TASK OBJECTIVE: Output each line exactly as it appears, skipping any embedded picture.

──────────

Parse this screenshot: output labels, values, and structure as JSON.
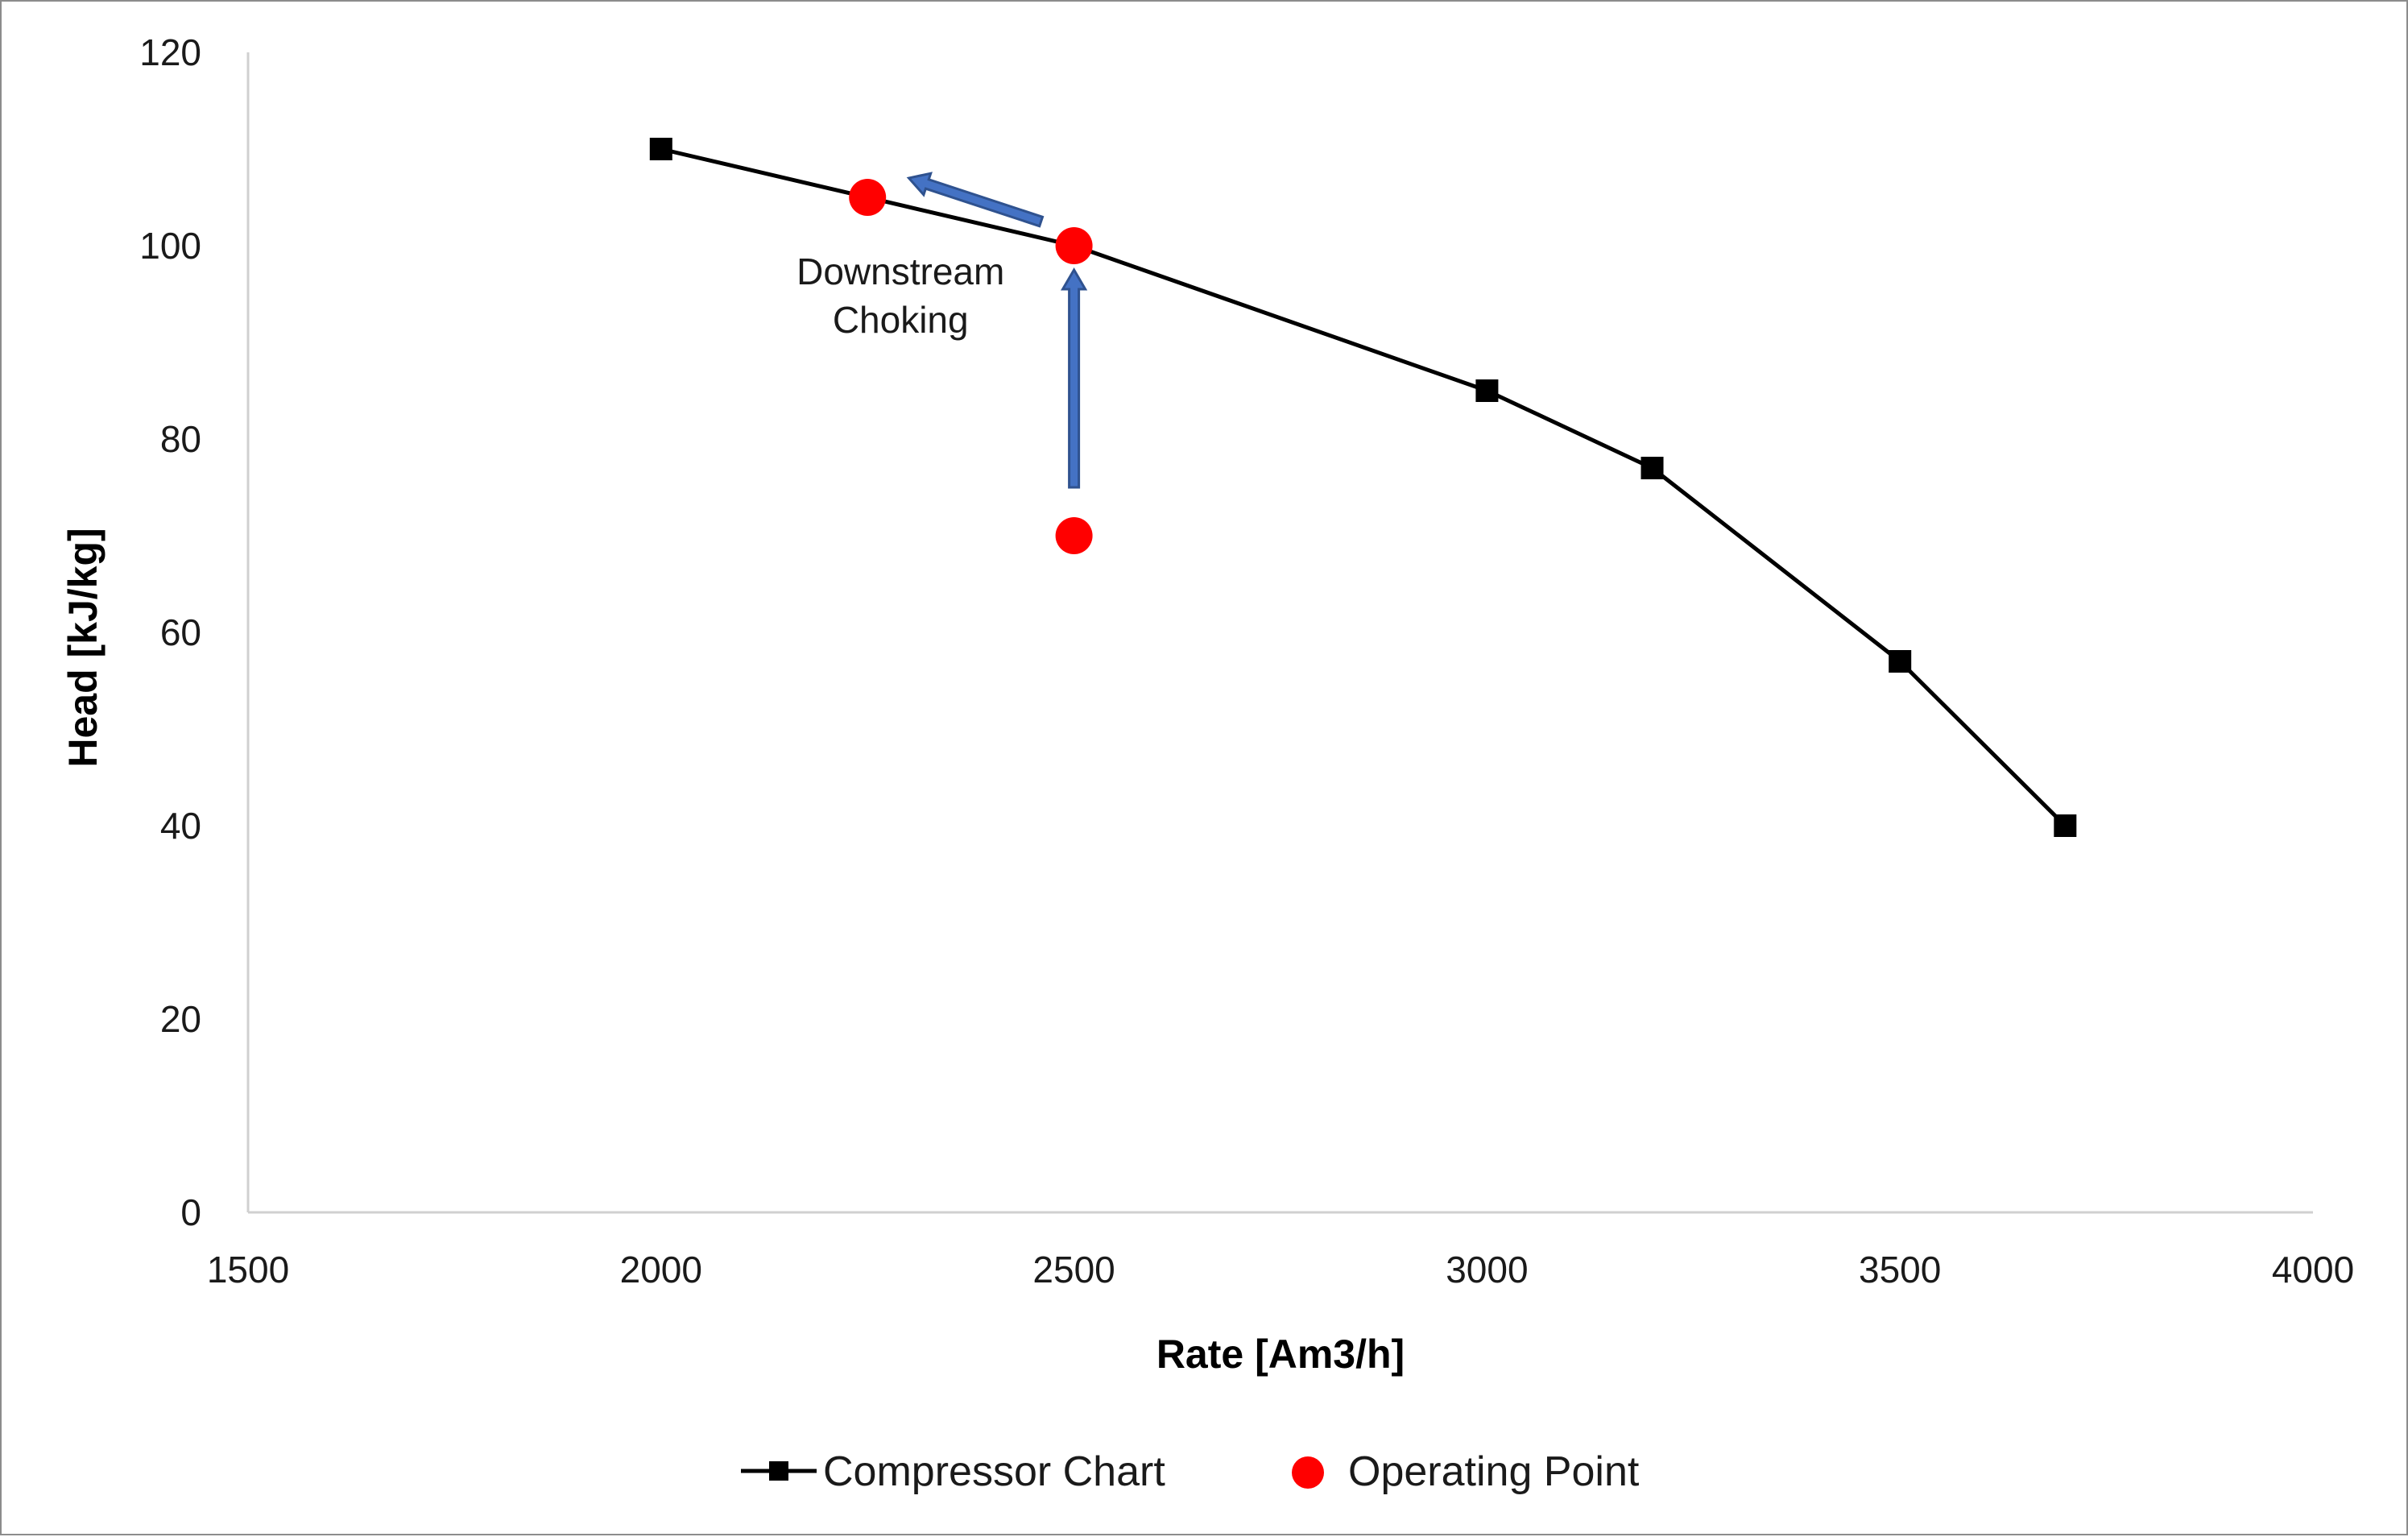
{
  "chart_data": {
    "type": "scatter",
    "xlabel": "Rate [Am3/h]",
    "ylabel": "Head [kJ/kg]",
    "xlim": [
      1500,
      4000
    ],
    "ylim": [
      0,
      120
    ],
    "xticks": [
      1500,
      2000,
      2500,
      3000,
      3500,
      4000
    ],
    "yticks": [
      0,
      20,
      40,
      60,
      80,
      100,
      120
    ],
    "grid": false,
    "legend_position": "bottom",
    "series": [
      {
        "name": "Compressor Chart",
        "kind": "line-with-square-markers",
        "color": "#000000",
        "points": [
          {
            "x": 2000,
            "y": 110
          },
          {
            "x": 2500,
            "y": 100
          },
          {
            "x": 3000,
            "y": 85
          },
          {
            "x": 3200,
            "y": 77
          },
          {
            "x": 3500,
            "y": 57
          },
          {
            "x": 3700,
            "y": 40
          }
        ]
      },
      {
        "name": "Operating Point",
        "kind": "scatter-circle",
        "color": "#ff0000",
        "points": [
          {
            "x": 2250,
            "y": 105
          },
          {
            "x": 2500,
            "y": 100
          },
          {
            "x": 2500,
            "y": 70
          }
        ]
      }
    ],
    "arrows": [
      {
        "from": {
          "x": 2500,
          "y": 75
        },
        "to": {
          "x": 2500,
          "y": 97.5
        },
        "color": "#4472c4"
      },
      {
        "from": {
          "x": 2460,
          "y": 102.5
        },
        "to": {
          "x": 2300,
          "y": 107
        },
        "color": "#4472c4"
      }
    ],
    "annotations": [
      {
        "lines": [
          "Downstream",
          "Choking"
        ],
        "x": 2290,
        "y": 96
      }
    ]
  }
}
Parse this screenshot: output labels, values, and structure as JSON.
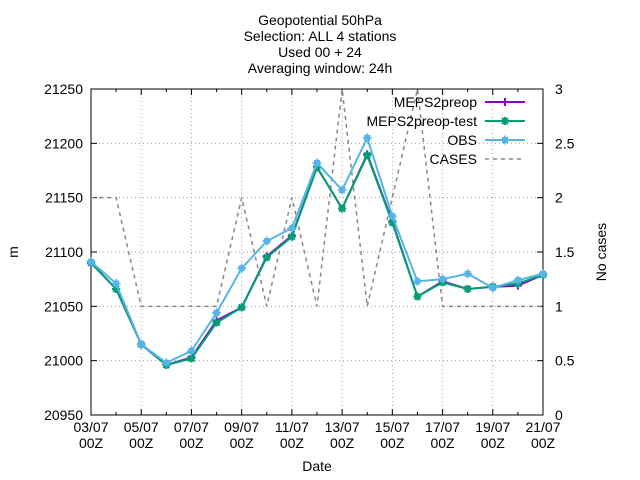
{
  "titles": {
    "line1": "Geopotential 50hPa",
    "line2": "Selection: ALL      4 stations",
    "line3": "Used 00 + 24",
    "line4": "Averaging window: 24h"
  },
  "chart_data": {
    "type": "line",
    "xlabel": "Date",
    "ylabel": "m",
    "y2label": "No cases",
    "ylim": [
      20950,
      21250
    ],
    "y2lim": [
      0,
      3
    ],
    "yticks": [
      "20950",
      "21000",
      "21050",
      "21100",
      "21150",
      "21200",
      "21250"
    ],
    "y2ticks": [
      "0",
      "0.5",
      "1",
      "1.5",
      "2",
      "2.5",
      "3"
    ],
    "xtick_labels": [
      {
        "day": "03/07",
        "hour": "00Z"
      },
      {
        "day": "05/07",
        "hour": "00Z"
      },
      {
        "day": "07/07",
        "hour": "00Z"
      },
      {
        "day": "09/07",
        "hour": "00Z"
      },
      {
        "day": "11/07",
        "hour": "00Z"
      },
      {
        "day": "13/07",
        "hour": "00Z"
      },
      {
        "day": "15/07",
        "hour": "00Z"
      },
      {
        "day": "17/07",
        "hour": "00Z"
      },
      {
        "day": "19/07",
        "hour": "00Z"
      },
      {
        "day": "21/07",
        "hour": "00Z"
      }
    ],
    "x": [
      "03/07",
      "04/07",
      "05/07",
      "06/07",
      "07/07",
      "08/07",
      "09/07",
      "10/07",
      "11/07",
      "12/07",
      "13/07",
      "14/07",
      "15/07",
      "16/07",
      "17/07",
      "18/07",
      "19/07",
      "20/07",
      "21/07"
    ],
    "grid": true,
    "legend_position": "top-right",
    "series": [
      {
        "name": "MEPS2preop",
        "color": "#8b00c8",
        "marker": "plus",
        "axis": "y",
        "values": [
          21090,
          21066,
          21015,
          20996,
          21003,
          21037,
          21049,
          21096,
          21115,
          21178,
          21140,
          21190,
          21128,
          21059,
          21073,
          21066,
          21068,
          21069,
          21079
        ]
      },
      {
        "name": "MEPS2preop-test",
        "color": "#009e73",
        "marker": "star",
        "axis": "y",
        "values": [
          21090,
          21066,
          21015,
          20996,
          21002,
          21035,
          21049,
          21095,
          21114,
          21178,
          21140,
          21189,
          21127,
          21059,
          21072,
          21066,
          21068,
          21071,
          21079
        ]
      },
      {
        "name": "OBS",
        "color": "#56b4e9",
        "marker": "box",
        "axis": "y",
        "values": [
          21091,
          21071,
          21015,
          20998,
          21009,
          21044,
          21085,
          21110,
          21122,
          21182,
          21157,
          21205,
          21133,
          21073,
          21075,
          21080,
          21067,
          21074,
          21080
        ]
      },
      {
        "name": "CASES",
        "color": "#888888",
        "marker": "none",
        "dashed": true,
        "axis": "y2",
        "values": [
          2,
          2,
          1,
          1,
          1,
          1,
          2,
          1,
          2,
          1,
          3,
          1,
          2,
          3,
          1,
          1,
          1,
          1,
          1
        ]
      }
    ]
  }
}
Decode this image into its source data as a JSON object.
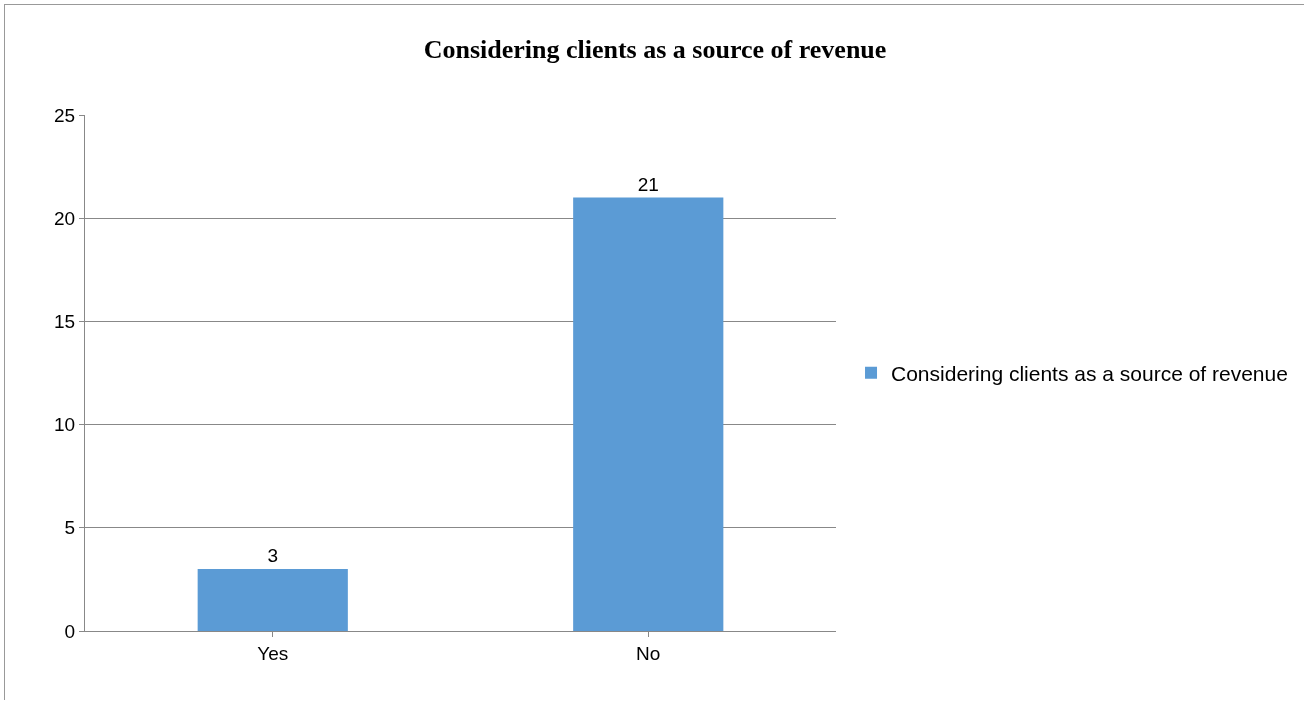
{
  "chart_data": {
    "type": "bar",
    "title": "Considering clients as a source of revenue",
    "categories": [
      "Yes",
      "No"
    ],
    "series": [
      {
        "name": "Considering clients as a source of revenue",
        "color": "#5b9bd5",
        "values": [
          3,
          21
        ]
      }
    ],
    "ylim": [
      0,
      25
    ],
    "yticks": [
      0,
      5,
      10,
      15,
      20,
      25
    ],
    "grid": "y",
    "legend": "right",
    "data_labels": true
  }
}
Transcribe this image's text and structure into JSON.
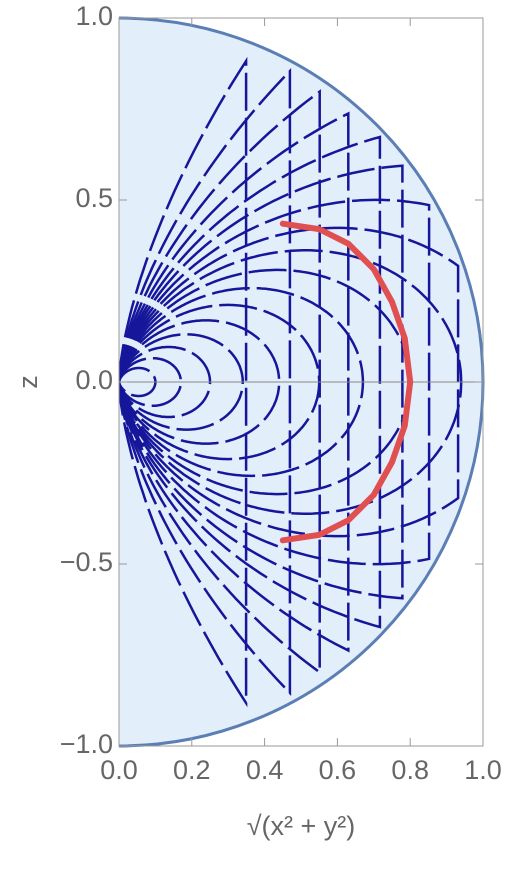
{
  "chart_data": {
    "type": "streamplot",
    "x_label": "√(x² + y²)",
    "y_label": "z",
    "xlim": [
      0,
      1
    ],
    "ylim": [
      -1,
      1
    ],
    "xticks": [
      {
        "value": 0,
        "label": "0.0"
      },
      {
        "value": 0.2,
        "label": "0.2"
      },
      {
        "value": 0.4,
        "label": "0.4"
      },
      {
        "value": 0.6,
        "label": "0.6"
      },
      {
        "value": 0.8,
        "label": "0.8"
      },
      {
        "value": 1,
        "label": "1.0"
      }
    ],
    "yticks": [
      {
        "value": -1,
        "label": "−1.0"
      },
      {
        "value": -0.5,
        "label": "−0.5"
      },
      {
        "value": 0,
        "label": "0.0"
      },
      {
        "value": 0.5,
        "label": "0.5"
      },
      {
        "value": 1,
        "label": "1.0"
      }
    ],
    "region_color": "#e3eefb",
    "region_edge": "#5b7fb5",
    "stream_color": "#16169a",
    "highlight": {
      "color": "#e05050",
      "x": [
        0.45,
        0.55,
        0.63,
        0.7,
        0.75,
        0.785,
        0.8,
        0.785,
        0.75,
        0.7,
        0.63,
        0.55,
        0.45
      ],
      "y": [
        0.435,
        0.42,
        0.38,
        0.31,
        0.22,
        0.12,
        0,
        -0.12,
        -0.22,
        -0.31,
        -0.38,
        -0.42,
        -0.435
      ]
    }
  }
}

──────────

SOLUTION TO THIS PROBLEM:
Parse this screenshot: output labels, values, and structure as JSON.
{
  "chart_data": {
    "type": "scatter",
    "xlabel": "Rate [Am3/h]",
    "ylabel": "Head [kJ/kg]",
    "xlim": [
      1500,
      4000
    ],
    "ylim": [
      0,
      120
    ],
    "xticks": [
      1500,
      2000,
      2500,
      3000,
      3500,
      4000
    ],
    "yticks": [
      0,
      20,
      40,
      60,
      80,
      100,
      120
    ],
    "grid": false,
    "legend_position": "bottom",
    "series": [
      {
        "name": "Compressor Chart",
        "kind": "line-with-square-markers",
        "color": "#000000",
        "points": [
          {
            "x": 2000,
            "y": 110
          },
          {
            "x": 2500,
            "y": 100
          },
          {
            "x": 3000,
            "y": 85
          },
          {
            "x": 3200,
            "y": 77
          },
          {
            "x": 3500,
            "y": 57
          },
          {
            "x": 3700,
            "y": 40
          }
        ]
      },
      {
        "name": "Operating Point",
        "kind": "scatter-circle",
        "color": "#ff0000",
        "points": [
          {
            "x": 2250,
            "y": 105
          },
          {
            "x": 2500,
            "y": 100
          },
          {
            "x": 2500,
            "y": 70
          }
        ]
      }
    ],
    "arrows": [
      {
        "from": {
          "x": 2500,
          "y": 75
        },
        "to": {
          "x": 2500,
          "y": 97.5
        },
        "color": "#4472c4"
      },
      {
        "from": {
          "x": 2460,
          "y": 102.5
        },
        "to": {
          "x": 2300,
          "y": 107
        },
        "color": "#4472c4"
      }
    ],
    "annotations": [
      {
        "lines": [
          "Downstream",
          "Choking"
        ],
        "x": 2290,
        "y": 96
      }
    ]
  }
}
Parse this screenshot: output labels, values, and structure as JSON.
{
  "titles": {
    "line1": "Geopotential 50hPa",
    "line2": "Selection: ALL      4 stations",
    "line3": "Used 00 + 24",
    "line4": "Averaging window: 24h"
  },
  "chart_data": {
    "type": "line",
    "xlabel": "Date",
    "ylabel": "m",
    "y2label": "No cases",
    "ylim": [
      20950,
      21250
    ],
    "y2lim": [
      0,
      3
    ],
    "yticks": [
      "20950",
      "21000",
      "21050",
      "21100",
      "21150",
      "21200",
      "21250"
    ],
    "y2ticks": [
      "0",
      "0.5",
      "1",
      "1.5",
      "2",
      "2.5",
      "3"
    ],
    "xtick_labels": [
      {
        "day": "03/07",
        "hour": "00Z"
      },
      {
        "day": "05/07",
        "hour": "00Z"
      },
      {
        "day": "07/07",
        "hour": "00Z"
      },
      {
        "day": "09/07",
        "hour": "00Z"
      },
      {
        "day": "11/07",
        "hour": "00Z"
      },
      {
        "day": "13/07",
        "hour": "00Z"
      },
      {
        "day": "15/07",
        "hour": "00Z"
      },
      {
        "day": "17/07",
        "hour": "00Z"
      },
      {
        "day": "19/07",
        "hour": "00Z"
      },
      {
        "day": "21/07",
        "hour": "00Z"
      }
    ],
    "x": [
      "03/07",
      "04/07",
      "05/07",
      "06/07",
      "07/07",
      "08/07",
      "09/07",
      "10/07",
      "11/07",
      "12/07",
      "13/07",
      "14/07",
      "15/07",
      "16/07",
      "17/07",
      "18/07",
      "19/07",
      "20/07",
      "21/07"
    ],
    "grid": true,
    "legend_position": "top-right",
    "series": [
      {
        "name": "MEPS2preop",
        "color": "#8b00c8",
        "marker": "plus",
        "axis": "y",
        "values": [
          21090,
          21066,
          21015,
          20996,
          21003,
          21037,
          21049,
          21096,
          21115,
          21178,
          21140,
          21190,
          21128,
          21059,
          21073,
          21066,
          21068,
          21069,
          21079
        ]
      },
      {
        "name": "MEPS2preop-test",
        "color": "#009e73",
        "marker": "star",
        "axis": "y",
        "values": [
          21090,
          21066,
          21015,
          20996,
          21002,
          21035,
          21049,
          21095,
          21114,
          21178,
          21140,
          21189,
          21127,
          21059,
          21072,
          21066,
          21068,
          21071,
          21079
        ]
      },
      {
        "name": "OBS",
        "color": "#56b4e9",
        "marker": "box",
        "axis": "y",
        "values": [
          21091,
          21071,
          21015,
          20998,
          21009,
          21044,
          21085,
          21110,
          21122,
          21182,
          21157,
          21205,
          21133,
          21073,
          21075,
          21080,
          21067,
          21074,
          21080
        ]
      },
      {
        "name": "CASES",
        "color": "#888888",
        "marker": "none",
        "dashed": true,
        "axis": "y2",
        "values": [
          2,
          2,
          1,
          1,
          1,
          1,
          2,
          1,
          2,
          1,
          3,
          1,
          2,
          3,
          1,
          1,
          1,
          1,
          1
        ]
      }
    ]
  }
}
Decode this image into its source data as a JSON object.
{
  "chart_data": {
    "type": "bar",
    "title": "Considering clients as a source of revenue",
    "categories": [
      "Yes",
      "No"
    ],
    "series": [
      {
        "name": "Considering clients as a source of revenue",
        "color": "#5b9bd5",
        "values": [
          3,
          21
        ]
      }
    ],
    "ylim": [
      0,
      25
    ],
    "yticks": [
      0,
      5,
      10,
      15,
      20,
      25
    ],
    "grid": "y",
    "legend": "right",
    "data_labels": true
  }
}
Transcribe this image's text and structure into JSON.
{
  "chart_data": {
    "type": "streamplot",
    "x_label": "√(x² + y²)",
    "y_label": "z",
    "xlim": [
      0,
      1
    ],
    "ylim": [
      -1,
      1
    ],
    "xticks": [
      {
        "value": 0,
        "label": "0.0"
      },
      {
        "value": 0.2,
        "label": "0.2"
      },
      {
        "value": 0.4,
        "label": "0.4"
      },
      {
        "value": 0.6,
        "label": "0.6"
      },
      {
        "value": 0.8,
        "label": "0.8"
      },
      {
        "value": 1,
        "label": "1.0"
      }
    ],
    "yticks": [
      {
        "value": -1,
        "label": "−1.0"
      },
      {
        "value": -0.5,
        "label": "−0.5"
      },
      {
        "value": 0,
        "label": "0.0"
      },
      {
        "value": 0.5,
        "label": "0.5"
      },
      {
        "value": 1,
        "label": "1.0"
      }
    ],
    "region_color": "#e3eefb",
    "region_edge": "#5b7fb5",
    "stream_color": "#16169a",
    "highlight": {
      "color": "#e05050",
      "x": [
        0.45,
        0.55,
        0.63,
        0.7,
        0.75,
        0.785,
        0.8,
        0.785,
        0.75,
        0.7,
        0.63,
        0.55,
        0.45
      ],
      "y": [
        0.435,
        0.42,
        0.38,
        0.31,
        0.22,
        0.12,
        0,
        -0.12,
        -0.22,
        -0.31,
        -0.38,
        -0.42,
        -0.435
      ]
    }
  }
}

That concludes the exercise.